[Dataset items]
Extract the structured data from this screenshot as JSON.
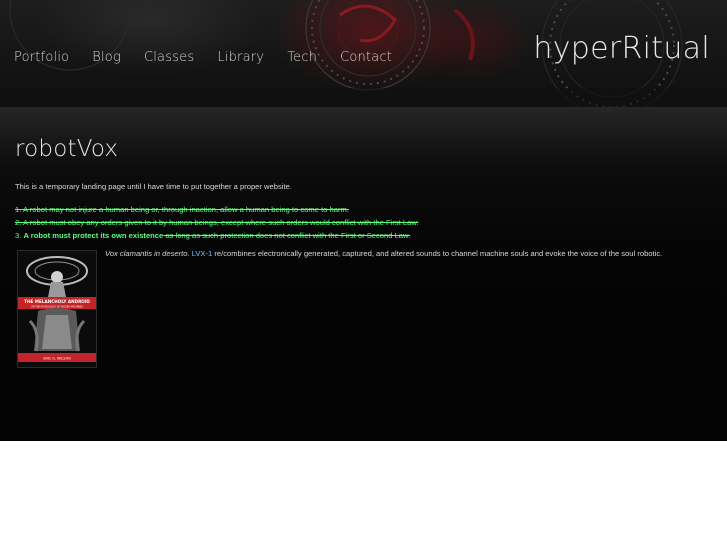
{
  "header": {
    "nav": [
      "Portfolio",
      "Blog",
      "Classes",
      "Library",
      "Tech",
      "Contact"
    ],
    "brand": "hyperRitual"
  },
  "main": {
    "title": "robotVox",
    "intro": "This is a temporary landing page until I have time to put together a proper website.",
    "laws": [
      {
        "text": "1. A robot may not injure a human being or, through inaction, allow a human being to come to harm."
      },
      {
        "text": "2. A robot must obey any orders given to it by human beings, except where such orders would conflict with the First Law."
      },
      {
        "prefix": "3. ",
        "bold": "A robot must protect its own existence",
        "strike": " as long as such protection does not conflict with the First or Second Law."
      }
    ],
    "description": {
      "latin": "Vox clamantis in deserto.",
      "lvx": "LVX-1",
      "rest": " re/combines electronically generated, captured, and altered sounds to channel machine souls and evoke the voice of the soul robotic."
    },
    "book_cover": {
      "title": "THE MELANCHOLY ANDROID",
      "subtitle": "ON THE PSYCHOLOGY OF SACRED MACHINES",
      "author": "ERIC G. WILSON"
    }
  },
  "colors": {
    "law_green": "#5dff7a",
    "link_blue": "#6fc8ff",
    "cover_red": "#c2242a"
  }
}
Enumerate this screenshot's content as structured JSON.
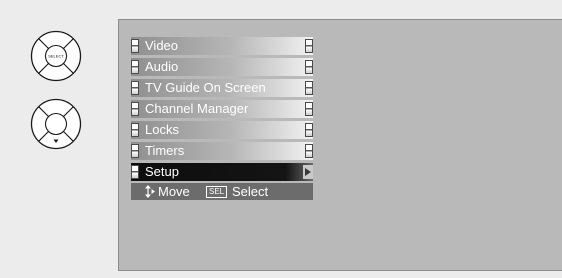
{
  "remote": {
    "select_button_label": "SELECT"
  },
  "menu": {
    "items": [
      {
        "label": "Video"
      },
      {
        "label": "Audio"
      },
      {
        "label": "TV Guide On Screen"
      },
      {
        "label": "Channel Manager"
      },
      {
        "label": "Locks"
      },
      {
        "label": "Timers"
      },
      {
        "label": "Setup",
        "selected": true
      }
    ]
  },
  "footer": {
    "move_label": "Move",
    "sel_badge": "SEL",
    "select_label": "Select"
  },
  "icons": {
    "move": "four-way-arrow-icon",
    "select_remote": "remote-select-button-icon",
    "down_remote": "remote-down-button-icon"
  }
}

## Goal
Of the lines in this data, how many contain "human"? Reply with only the number.

## The solution
2